* [Task statement]: Output all of the records exactly as written.
* * * * *
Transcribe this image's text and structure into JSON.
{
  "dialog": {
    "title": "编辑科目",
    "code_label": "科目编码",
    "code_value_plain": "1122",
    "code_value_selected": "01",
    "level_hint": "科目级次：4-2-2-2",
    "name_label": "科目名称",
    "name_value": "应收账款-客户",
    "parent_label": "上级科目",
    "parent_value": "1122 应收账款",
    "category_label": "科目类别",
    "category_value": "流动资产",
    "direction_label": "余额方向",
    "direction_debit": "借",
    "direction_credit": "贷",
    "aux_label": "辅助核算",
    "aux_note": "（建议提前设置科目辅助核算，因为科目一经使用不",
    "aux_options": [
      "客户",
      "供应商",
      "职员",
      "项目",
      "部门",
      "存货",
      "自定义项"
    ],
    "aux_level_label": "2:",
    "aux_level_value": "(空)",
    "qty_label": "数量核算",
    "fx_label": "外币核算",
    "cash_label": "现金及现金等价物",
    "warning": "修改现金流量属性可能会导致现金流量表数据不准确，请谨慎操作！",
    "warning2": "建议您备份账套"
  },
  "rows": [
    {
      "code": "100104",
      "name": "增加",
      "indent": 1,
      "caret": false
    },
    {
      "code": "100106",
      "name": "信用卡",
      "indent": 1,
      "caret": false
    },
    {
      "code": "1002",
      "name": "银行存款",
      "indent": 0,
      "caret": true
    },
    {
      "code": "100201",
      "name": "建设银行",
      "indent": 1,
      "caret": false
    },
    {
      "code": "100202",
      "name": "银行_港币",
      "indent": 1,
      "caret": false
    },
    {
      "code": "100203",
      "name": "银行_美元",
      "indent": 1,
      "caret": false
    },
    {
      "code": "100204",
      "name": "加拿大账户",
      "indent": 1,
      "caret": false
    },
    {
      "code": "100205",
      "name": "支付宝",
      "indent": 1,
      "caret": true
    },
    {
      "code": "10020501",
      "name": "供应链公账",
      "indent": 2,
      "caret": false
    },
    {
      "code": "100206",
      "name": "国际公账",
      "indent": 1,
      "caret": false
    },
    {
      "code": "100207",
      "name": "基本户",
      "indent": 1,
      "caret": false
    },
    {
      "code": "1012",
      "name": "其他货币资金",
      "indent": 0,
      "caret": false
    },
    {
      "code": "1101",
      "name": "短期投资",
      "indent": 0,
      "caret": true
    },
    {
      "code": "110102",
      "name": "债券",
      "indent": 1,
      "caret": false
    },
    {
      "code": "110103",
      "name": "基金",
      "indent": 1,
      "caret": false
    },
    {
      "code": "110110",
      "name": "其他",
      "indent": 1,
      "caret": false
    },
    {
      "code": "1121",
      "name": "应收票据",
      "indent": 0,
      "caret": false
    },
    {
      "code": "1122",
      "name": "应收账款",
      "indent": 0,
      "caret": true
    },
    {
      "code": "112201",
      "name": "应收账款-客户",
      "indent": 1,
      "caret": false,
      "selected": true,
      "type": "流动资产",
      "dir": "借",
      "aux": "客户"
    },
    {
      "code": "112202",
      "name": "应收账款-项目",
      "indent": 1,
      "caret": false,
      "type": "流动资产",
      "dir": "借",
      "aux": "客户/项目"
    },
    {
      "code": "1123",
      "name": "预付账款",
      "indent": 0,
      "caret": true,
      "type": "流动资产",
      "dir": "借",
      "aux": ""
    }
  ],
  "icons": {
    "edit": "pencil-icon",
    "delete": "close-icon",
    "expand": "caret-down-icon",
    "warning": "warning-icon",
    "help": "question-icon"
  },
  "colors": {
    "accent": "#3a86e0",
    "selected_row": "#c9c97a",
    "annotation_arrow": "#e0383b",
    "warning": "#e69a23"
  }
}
* * * * *
* [The result]:
Transcribe this image's text and structure into JSON.
{
  "dialog": {
    "title": "编辑科目",
    "code_label": "科目编码",
    "code_value_plain": "1122",
    "code_value_selected": "01",
    "level_hint": "科目级次：4-2-2-2",
    "name_label": "科目名称",
    "name_value": "应收账款-客户",
    "parent_label": "上级科目",
    "parent_value": "1122 应收账款",
    "category_label": "科目类别",
    "category_value": "流动资产",
    "direction_label": "余额方向",
    "direction_debit": "借",
    "direction_credit": "贷",
    "aux_label": "辅助核算",
    "aux_note": "（建议提前设置科目辅助核算，因为科目一经使用不",
    "aux_options": [
      "客户",
      "供应商",
      "职员",
      "项目",
      "部门",
      "存货",
      "自定义项"
    ],
    "aux_level_label": "2:",
    "aux_level_value": "(空)",
    "qty_label": "数量核算",
    "fx_label": "外币核算",
    "cash_label": "现金及现金等价物",
    "warning": "修改现金流量属性可能会导致现金流量表数据不准确，请谨慎操作！",
    "warning2": "建议您备份账套"
  },
  "rows": [
    {
      "code": "100104",
      "name": "增加",
      "indent": 1,
      "caret": false
    },
    {
      "code": "100106",
      "name": "信用卡",
      "indent": 1,
      "caret": false
    },
    {
      "code": "1002",
      "name": "银行存款",
      "indent": 0,
      "caret": true
    },
    {
      "code": "100201",
      "name": "建设银行",
      "indent": 1,
      "caret": false
    },
    {
      "code": "100202",
      "name": "银行_港币",
      "indent": 1,
      "caret": false
    },
    {
      "code": "100203",
      "name": "银行_美元",
      "indent": 1,
      "caret": false
    },
    {
      "code": "100204",
      "name": "加拿大账户",
      "indent": 1,
      "caret": false
    },
    {
      "code": "100205",
      "name": "支付宝",
      "indent": 1,
      "caret": true
    },
    {
      "code": "10020501",
      "name": "供应链公账",
      "indent": 2,
      "caret": false
    },
    {
      "code": "100206",
      "name": "国际公账",
      "indent": 1,
      "caret": false
    },
    {
      "code": "100207",
      "name": "基本户",
      "indent": 1,
      "caret": false
    },
    {
      "code": "1012",
      "name": "其他货币资金",
      "indent": 0,
      "caret": false
    },
    {
      "code": "1101",
      "name": "短期投资",
      "indent": 0,
      "caret": true
    },
    {
      "code": "110102",
      "name": "债券",
      "indent": 1,
      "caret": false
    },
    {
      "code": "110103",
      "name": "基金",
      "indent": 1,
      "caret": false
    },
    {
      "code": "110110",
      "name": "其他",
      "indent": 1,
      "caret": false
    },
    {
      "code": "1121",
      "name": "应收票据",
      "indent": 0,
      "caret": false
    },
    {
      "code": "1122",
      "name": "应收账款",
      "indent": 0,
      "caret": true
    },
    {
      "code": "112201",
      "name": "应收账款-客户",
      "indent": 1,
      "caret": false,
      "selected": true,
      "type": "流动资产",
      "dir": "借",
      "aux": "客户"
    },
    {
      "code": "112202",
      "name": "应收账款-项目",
      "indent": 1,
      "caret": false,
      "type": "流动资产",
      "dir": "借",
      "aux": "客户/项目"
    },
    {
      "code": "1123",
      "name": "预付账款",
      "indent": 0,
      "caret": true,
      "type": "流动资产",
      "dir": "借",
      "aux": ""
    }
  ],
  "icons": {
    "edit": "pencil-icon",
    "delete": "close-icon",
    "expand": "caret-down-icon",
    "warning": "warning-icon",
    "help": "question-icon"
  },
  "colors": {
    "accent": "#3a86e0",
    "selected_row": "#c9c97a",
    "annotation_arrow": "#e0383b",
    "warning": "#e69a23"
  }
}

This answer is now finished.